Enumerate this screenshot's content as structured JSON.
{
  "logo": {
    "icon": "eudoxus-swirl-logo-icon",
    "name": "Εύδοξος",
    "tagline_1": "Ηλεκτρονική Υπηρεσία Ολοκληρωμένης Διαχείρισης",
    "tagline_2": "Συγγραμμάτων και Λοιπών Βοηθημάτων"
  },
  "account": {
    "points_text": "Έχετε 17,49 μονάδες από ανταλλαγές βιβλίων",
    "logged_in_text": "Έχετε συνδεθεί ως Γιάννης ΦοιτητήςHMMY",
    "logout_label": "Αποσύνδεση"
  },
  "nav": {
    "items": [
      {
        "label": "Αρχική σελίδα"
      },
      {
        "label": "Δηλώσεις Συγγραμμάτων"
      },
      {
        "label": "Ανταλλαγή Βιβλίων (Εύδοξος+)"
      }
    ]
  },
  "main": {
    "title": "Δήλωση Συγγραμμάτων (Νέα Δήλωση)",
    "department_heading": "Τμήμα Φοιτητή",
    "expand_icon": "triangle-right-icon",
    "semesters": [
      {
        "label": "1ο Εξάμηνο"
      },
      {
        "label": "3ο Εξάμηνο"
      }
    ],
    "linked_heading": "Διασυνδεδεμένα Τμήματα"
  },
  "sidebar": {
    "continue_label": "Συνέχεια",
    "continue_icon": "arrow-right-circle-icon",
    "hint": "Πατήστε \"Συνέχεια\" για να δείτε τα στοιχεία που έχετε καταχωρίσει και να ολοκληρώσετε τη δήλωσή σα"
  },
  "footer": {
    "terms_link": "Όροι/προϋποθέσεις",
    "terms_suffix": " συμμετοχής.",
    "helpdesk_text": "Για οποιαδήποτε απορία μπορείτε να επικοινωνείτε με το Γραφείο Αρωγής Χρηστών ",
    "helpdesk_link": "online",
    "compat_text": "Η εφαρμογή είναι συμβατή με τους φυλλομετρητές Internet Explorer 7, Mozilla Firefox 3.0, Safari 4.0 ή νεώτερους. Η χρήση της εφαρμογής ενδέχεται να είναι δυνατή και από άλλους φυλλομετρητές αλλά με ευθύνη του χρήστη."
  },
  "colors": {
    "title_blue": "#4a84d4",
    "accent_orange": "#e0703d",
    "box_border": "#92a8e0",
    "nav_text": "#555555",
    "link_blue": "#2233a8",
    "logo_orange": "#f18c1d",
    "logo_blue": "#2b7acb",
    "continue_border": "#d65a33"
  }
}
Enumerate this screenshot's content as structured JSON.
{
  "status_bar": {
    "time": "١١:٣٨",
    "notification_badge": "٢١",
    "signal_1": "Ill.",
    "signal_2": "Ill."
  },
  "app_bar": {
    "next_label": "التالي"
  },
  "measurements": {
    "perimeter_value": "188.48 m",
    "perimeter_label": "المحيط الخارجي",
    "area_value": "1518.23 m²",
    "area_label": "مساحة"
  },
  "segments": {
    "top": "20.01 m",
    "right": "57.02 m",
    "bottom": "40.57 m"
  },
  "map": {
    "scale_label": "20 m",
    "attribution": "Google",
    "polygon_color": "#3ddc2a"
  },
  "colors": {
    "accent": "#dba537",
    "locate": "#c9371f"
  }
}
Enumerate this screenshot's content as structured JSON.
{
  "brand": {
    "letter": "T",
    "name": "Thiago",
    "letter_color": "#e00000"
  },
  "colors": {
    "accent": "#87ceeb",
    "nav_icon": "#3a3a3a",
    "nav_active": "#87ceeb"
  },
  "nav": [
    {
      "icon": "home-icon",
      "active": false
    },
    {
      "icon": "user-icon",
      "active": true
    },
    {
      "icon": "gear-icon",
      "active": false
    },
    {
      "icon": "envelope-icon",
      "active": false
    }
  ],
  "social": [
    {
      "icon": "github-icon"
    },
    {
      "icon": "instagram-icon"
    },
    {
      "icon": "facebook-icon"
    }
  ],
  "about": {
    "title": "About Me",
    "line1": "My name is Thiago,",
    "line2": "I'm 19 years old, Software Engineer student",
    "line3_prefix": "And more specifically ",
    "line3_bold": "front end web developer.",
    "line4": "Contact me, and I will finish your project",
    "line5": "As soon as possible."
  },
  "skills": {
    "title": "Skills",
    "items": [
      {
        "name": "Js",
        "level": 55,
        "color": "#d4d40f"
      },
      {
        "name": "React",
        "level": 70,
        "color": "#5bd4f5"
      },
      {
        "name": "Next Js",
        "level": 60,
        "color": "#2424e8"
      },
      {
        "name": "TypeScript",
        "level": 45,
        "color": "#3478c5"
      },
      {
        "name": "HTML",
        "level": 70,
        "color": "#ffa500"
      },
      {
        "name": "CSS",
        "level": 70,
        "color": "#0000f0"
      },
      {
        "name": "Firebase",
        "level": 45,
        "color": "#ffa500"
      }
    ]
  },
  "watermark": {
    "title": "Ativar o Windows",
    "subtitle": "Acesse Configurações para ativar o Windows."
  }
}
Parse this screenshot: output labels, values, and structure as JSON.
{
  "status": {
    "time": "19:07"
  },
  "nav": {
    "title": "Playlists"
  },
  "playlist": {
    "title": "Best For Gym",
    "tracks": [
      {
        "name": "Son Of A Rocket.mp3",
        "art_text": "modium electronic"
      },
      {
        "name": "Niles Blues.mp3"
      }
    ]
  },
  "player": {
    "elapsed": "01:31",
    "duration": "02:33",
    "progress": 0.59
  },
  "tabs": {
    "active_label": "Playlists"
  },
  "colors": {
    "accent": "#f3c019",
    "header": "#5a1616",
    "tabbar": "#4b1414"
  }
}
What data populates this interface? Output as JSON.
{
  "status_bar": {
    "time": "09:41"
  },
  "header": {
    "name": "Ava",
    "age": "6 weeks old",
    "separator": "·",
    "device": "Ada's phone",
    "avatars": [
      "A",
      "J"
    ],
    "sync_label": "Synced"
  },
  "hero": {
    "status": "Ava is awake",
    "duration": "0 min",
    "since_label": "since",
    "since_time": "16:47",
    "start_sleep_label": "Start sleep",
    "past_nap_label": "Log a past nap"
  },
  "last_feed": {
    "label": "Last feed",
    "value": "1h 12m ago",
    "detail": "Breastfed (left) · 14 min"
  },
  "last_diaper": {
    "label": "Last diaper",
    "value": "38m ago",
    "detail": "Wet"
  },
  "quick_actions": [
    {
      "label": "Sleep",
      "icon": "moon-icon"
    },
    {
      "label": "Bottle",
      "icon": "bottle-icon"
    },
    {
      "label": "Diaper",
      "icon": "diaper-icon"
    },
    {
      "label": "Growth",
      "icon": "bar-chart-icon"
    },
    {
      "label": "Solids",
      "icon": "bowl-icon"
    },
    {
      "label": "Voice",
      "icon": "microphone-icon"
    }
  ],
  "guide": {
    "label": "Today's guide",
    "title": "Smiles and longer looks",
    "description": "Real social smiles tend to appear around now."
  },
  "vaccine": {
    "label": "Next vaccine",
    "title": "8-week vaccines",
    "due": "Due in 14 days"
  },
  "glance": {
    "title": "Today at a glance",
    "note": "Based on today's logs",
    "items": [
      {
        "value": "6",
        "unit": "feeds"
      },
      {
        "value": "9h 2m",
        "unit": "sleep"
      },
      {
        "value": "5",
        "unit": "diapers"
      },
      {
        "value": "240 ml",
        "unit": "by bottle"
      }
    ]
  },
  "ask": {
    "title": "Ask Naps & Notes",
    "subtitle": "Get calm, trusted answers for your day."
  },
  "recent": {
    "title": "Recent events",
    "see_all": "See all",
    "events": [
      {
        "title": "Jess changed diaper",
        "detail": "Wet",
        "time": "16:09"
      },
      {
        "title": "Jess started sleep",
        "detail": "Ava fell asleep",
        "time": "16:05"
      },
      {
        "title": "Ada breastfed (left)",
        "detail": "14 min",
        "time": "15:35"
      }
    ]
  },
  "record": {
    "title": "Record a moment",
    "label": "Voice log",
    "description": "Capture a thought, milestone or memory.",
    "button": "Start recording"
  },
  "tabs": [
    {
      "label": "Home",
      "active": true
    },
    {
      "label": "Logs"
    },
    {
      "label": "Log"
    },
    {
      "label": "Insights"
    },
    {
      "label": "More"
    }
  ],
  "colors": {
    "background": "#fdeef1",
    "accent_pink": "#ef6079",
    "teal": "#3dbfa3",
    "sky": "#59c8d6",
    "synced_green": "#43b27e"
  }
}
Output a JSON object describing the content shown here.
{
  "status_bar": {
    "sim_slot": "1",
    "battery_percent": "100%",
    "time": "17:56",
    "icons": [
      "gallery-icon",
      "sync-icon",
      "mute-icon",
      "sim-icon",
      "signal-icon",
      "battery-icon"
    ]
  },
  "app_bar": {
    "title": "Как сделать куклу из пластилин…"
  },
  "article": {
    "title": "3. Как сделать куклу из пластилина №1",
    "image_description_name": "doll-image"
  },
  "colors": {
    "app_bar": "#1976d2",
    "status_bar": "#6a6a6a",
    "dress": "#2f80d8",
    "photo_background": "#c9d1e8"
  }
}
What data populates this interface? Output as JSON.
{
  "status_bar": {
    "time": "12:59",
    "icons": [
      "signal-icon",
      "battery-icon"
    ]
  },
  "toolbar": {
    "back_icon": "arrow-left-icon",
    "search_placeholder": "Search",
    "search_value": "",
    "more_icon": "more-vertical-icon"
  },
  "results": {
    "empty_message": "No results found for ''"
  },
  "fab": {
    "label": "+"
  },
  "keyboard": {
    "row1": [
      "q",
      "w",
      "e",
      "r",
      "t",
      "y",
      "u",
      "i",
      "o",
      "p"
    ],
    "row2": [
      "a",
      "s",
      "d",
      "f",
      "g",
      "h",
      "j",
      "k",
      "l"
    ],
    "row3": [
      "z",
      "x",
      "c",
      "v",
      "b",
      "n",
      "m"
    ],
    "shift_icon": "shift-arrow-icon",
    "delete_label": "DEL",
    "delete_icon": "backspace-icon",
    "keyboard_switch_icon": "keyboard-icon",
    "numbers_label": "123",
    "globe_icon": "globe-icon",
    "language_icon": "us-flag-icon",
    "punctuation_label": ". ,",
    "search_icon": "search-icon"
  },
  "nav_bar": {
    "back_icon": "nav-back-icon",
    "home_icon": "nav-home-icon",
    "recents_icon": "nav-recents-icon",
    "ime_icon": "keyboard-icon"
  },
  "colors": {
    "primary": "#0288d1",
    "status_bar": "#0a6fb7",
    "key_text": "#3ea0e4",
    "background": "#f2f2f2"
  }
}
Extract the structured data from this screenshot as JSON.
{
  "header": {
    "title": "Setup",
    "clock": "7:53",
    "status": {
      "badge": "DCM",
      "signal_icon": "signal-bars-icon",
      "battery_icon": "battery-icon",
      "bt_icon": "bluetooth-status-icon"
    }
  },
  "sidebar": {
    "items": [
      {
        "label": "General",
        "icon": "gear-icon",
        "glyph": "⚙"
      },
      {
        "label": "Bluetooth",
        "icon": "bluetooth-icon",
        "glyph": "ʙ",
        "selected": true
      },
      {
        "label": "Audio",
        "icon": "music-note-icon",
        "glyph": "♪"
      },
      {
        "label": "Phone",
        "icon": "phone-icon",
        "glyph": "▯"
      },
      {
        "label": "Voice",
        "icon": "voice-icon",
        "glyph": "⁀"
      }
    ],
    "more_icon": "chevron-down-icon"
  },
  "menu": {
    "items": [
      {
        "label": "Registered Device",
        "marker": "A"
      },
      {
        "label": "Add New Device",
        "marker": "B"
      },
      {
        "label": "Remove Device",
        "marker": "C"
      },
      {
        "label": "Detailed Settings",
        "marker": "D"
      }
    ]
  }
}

..............................

What this task involves: Extract the closing run of lines, starting with the one containing "Extract the structured" and ending at the last, exactly as written.

Result:
Extract the structured data from this screenshot as JSON.
{
  "header": {
    "title": "Setup",
    "clock": "7:53",
    "status": {
      "badge": "DCM",
      "signal_icon": "signal-bars-icon",
      "battery_icon": "battery-icon",
      "bt_icon": "bluetooth-status-icon"
    }
  },
  "sidebar": {
    "items": [
      {
        "label": "General",
        "icon": "gear-icon",
        "glyph": "⚙"
      },
      {
        "label": "Bluetooth",
        "icon": "bluetooth-icon",
        "glyph": "ʙ",
        "selected": true
      },
      {
        "label": "Audio",
        "icon": "music-note-icon",
        "glyph": "♪"
      },
      {
        "label": "Phone",
        "icon": "phone-icon",
        "glyph": "▯"
      },
      {
        "label": "Voice",
        "icon": "voice-icon",
        "glyph": "⁀"
      }
    ],
    "more_icon": "chevron-down-icon"
  },
  "menu": {
    "items": [
      {
        "label": "Registered Device",
        "marker": "A"
      },
      {
        "label": "Add New Device",
        "marker": "B"
      },
      {
        "label": "Remove Device",
        "marker": "C"
      },
      {
        "label": "Detailed Settings",
        "marker": "D"
      }
    ]
  }
}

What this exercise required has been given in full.